## WHAT YOU SHOULD DO
Repeat the entire listing exactly.

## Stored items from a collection
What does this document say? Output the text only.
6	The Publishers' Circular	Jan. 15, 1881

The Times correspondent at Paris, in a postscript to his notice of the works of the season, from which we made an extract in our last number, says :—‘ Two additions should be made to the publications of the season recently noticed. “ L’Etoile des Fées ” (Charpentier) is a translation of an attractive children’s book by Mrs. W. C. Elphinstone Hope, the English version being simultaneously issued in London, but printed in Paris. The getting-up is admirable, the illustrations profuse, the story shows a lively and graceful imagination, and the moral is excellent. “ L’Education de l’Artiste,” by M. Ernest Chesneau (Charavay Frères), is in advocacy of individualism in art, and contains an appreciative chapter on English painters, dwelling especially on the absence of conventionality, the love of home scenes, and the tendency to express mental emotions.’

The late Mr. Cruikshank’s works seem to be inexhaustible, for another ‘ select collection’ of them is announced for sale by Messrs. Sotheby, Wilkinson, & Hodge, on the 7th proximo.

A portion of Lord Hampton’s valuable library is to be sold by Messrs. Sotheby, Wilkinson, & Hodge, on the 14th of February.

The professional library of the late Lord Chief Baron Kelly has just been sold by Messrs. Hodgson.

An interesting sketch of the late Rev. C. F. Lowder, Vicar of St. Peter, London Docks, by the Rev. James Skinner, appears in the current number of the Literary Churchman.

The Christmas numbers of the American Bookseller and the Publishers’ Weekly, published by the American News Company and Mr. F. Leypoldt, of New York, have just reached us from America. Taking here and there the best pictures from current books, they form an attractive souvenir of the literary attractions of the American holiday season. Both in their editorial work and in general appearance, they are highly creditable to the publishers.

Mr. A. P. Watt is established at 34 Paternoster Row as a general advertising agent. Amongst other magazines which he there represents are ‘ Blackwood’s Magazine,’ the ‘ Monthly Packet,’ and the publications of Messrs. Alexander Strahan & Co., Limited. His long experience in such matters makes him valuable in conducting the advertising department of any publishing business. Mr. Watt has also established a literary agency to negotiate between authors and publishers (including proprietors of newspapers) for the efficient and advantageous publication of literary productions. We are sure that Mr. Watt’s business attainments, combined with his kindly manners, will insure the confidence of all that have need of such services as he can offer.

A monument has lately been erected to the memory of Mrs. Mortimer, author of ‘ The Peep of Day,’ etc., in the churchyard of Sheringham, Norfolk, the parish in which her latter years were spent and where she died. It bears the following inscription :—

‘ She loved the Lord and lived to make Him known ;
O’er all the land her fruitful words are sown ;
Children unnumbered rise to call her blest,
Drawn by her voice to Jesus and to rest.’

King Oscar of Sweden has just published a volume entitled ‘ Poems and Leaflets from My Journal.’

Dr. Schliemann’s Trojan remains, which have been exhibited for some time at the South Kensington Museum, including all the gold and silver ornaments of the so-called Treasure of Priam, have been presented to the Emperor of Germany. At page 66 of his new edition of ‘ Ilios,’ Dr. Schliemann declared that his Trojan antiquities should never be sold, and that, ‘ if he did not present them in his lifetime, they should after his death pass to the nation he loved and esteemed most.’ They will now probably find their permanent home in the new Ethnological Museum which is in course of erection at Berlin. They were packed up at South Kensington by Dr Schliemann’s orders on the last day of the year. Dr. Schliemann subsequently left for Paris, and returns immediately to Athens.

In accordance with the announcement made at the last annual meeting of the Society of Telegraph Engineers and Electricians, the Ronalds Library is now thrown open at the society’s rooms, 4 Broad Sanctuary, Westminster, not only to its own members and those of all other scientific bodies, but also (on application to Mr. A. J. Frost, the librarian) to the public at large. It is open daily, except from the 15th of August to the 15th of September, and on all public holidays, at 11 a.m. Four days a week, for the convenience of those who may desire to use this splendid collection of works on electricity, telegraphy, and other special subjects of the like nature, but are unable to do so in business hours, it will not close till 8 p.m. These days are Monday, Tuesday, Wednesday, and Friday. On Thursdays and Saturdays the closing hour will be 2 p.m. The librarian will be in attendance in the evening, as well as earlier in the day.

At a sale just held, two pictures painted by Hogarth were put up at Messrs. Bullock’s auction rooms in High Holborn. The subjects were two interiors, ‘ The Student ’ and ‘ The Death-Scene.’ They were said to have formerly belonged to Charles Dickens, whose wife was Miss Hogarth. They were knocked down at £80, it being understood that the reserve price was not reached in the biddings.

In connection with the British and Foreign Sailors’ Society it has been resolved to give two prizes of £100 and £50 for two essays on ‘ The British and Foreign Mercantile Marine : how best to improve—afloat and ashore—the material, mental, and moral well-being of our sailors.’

## RESPONSE TO THIS TASK
What does this document say? Output the text only.
6	The Publishers' Circular	Jan. 15, 1881

The Times correspondent at Paris, in a postscript to his notice of the works of the season, from which we made an extract in our last number, says :—‘ Two additions should be made to the publications of the season recently noticed. “ L’Etoile des Fées ” (Charpentier) is a translation of an attractive children’s book by Mrs. W. C. Elphinstone Hope, the English version being simultaneously issued in London, but printed in Paris. The getting-up is admirable, the illustrations profuse, the story shows a lively and graceful imagination, and the moral is excellent. “ L’Education de l’Artiste,” by M. Ernest Chesneau (Charavay Frères), is in advocacy of individualism in art, and contains an appreciative chapter on English painters, dwelling especially on the absence of conventionality, the love of home scenes, and the tendency to express mental emotions.’

The late Mr. Cruikshank’s works seem to be inexhaustible, for another ‘ select collection’ of them is announced for sale by Messrs. Sotheby, Wilkinson, & Hodge, on the 7th proximo.

A portion of Lord Hampton’s valuable library is to be sold by Messrs. Sotheby, Wilkinson, & Hodge, on the 14th of February.

The professional library of the late Lord Chief Baron Kelly has just been sold by Messrs. Hodgson.

An interesting sketch of the late Rev. C. F. Lowder, Vicar of St. Peter, London Docks, by the Rev. James Skinner, appears in the current number of the Literary Churchman.

The Christmas numbers of the American Bookseller and the Publishers’ Weekly, published by the American News Company and Mr. F. Leypoldt, of New York, have just reached us from America. Taking here and there the best pictures from current books, they form an attractive souvenir of the literary attractions of the American holiday season. Both in their editorial work and in general appearance, they are highly creditable to the publishers.

Mr. A. P. Watt is established at 34 Paternoster Row as a general advertising agent. Amongst other magazines which he there represents are ‘ Blackwood’s Magazine,’ the ‘ Monthly Packet,’ and the publications of Messrs. Alexander Strahan & Co., Limited. His long experience in such matters makes him valuable in conducting the advertising department of any publishing business. Mr. Watt has also established a literary agency to negotiate between authors and publishers (including proprietors of newspapers) for the efficient and advantageous publication of literary productions. We are sure that Mr. Watt’s business attainments, combined with his kindly manners, will insure the confidence of all that have need of such services as he can offer.

A monument has lately been erected to the memory of Mrs. Mortimer, author of ‘ The Peep of Day,’ etc., in the churchyard of Sheringham, Norfolk, the parish in which her latter years were spent and where she died. It bears the following inscription :—

‘ She loved the Lord and lived to make Him known ;
O’er all the land her fruitful words are sown ;
Children unnumbered rise to call her blest,
Drawn by her voice to Jesus and to rest.’

King Oscar of Sweden has just published a volume entitled ‘ Poems and Leaflets from My Journal.’

Dr. Schliemann’s Trojan remains, which have been exhibited for some time at the South Kensington Museum, including all the gold and silver ornaments of the so-called Treasure of Priam, have been presented to the Emperor of Germany. At page 66 of his new edition of ‘ Ilios,’ Dr. Schliemann declared that his Trojan antiquities should never be sold, and that, ‘ if he did not present them in his lifetime, they should after his death pass to the nation he loved and esteemed most.’ They will now probably find their permanent home in the new Ethnological Museum which is in course of erection at Berlin. They were packed up at South Kensington by Dr Schliemann’s orders on the last day of the year. Dr. Schliemann subsequently left for Paris, and returns immediately to Athens.

In accordance with the announcement made at the last annual meeting of the Society of Telegraph Engineers and Electricians, the Ronalds Library is now thrown open at the society’s rooms, 4 Broad Sanctuary, Westminster, not only to its own members and those of all other scientific bodies, but also (on application to Mr. A. J. Frost, the librarian) to the public at large. It is open daily, except from the 15th of August to the 15th of September, and on all public holidays, at 11 a.m. Four days a week, for the convenience of those who may desire to use this splendid collection of works on electricity, telegraphy, and other special subjects of the like nature, but are unable to do so in business hours, it will not close till 8 p.m. These days are Monday, Tuesday, Wednesday, and Friday. On Thursdays and Saturdays the closing hour will be 2 p.m. The librarian will be in attendance in the evening, as well as earlier in the day.

At a sale just held, two pictures painted by Hogarth were put up at Messrs. Bullock’s auction rooms in High Holborn. The subjects were two interiors, ‘ The Student ’ and ‘ The Death-Scene.’ They were said to have formerly belonged to Charles Dickens, whose wife was Miss Hogarth. They were knocked down at £80, it being understood that the reserve price was not reached in the biddings.

In connection with the British and Foreign Sailors’ Society it has been resolved to give two prizes of £100 and £50 for two essays on ‘ The British and Foreign Mercantile Marine : how best to improve—afloat and ashore—the material, mental, and moral well-being of our sailors.’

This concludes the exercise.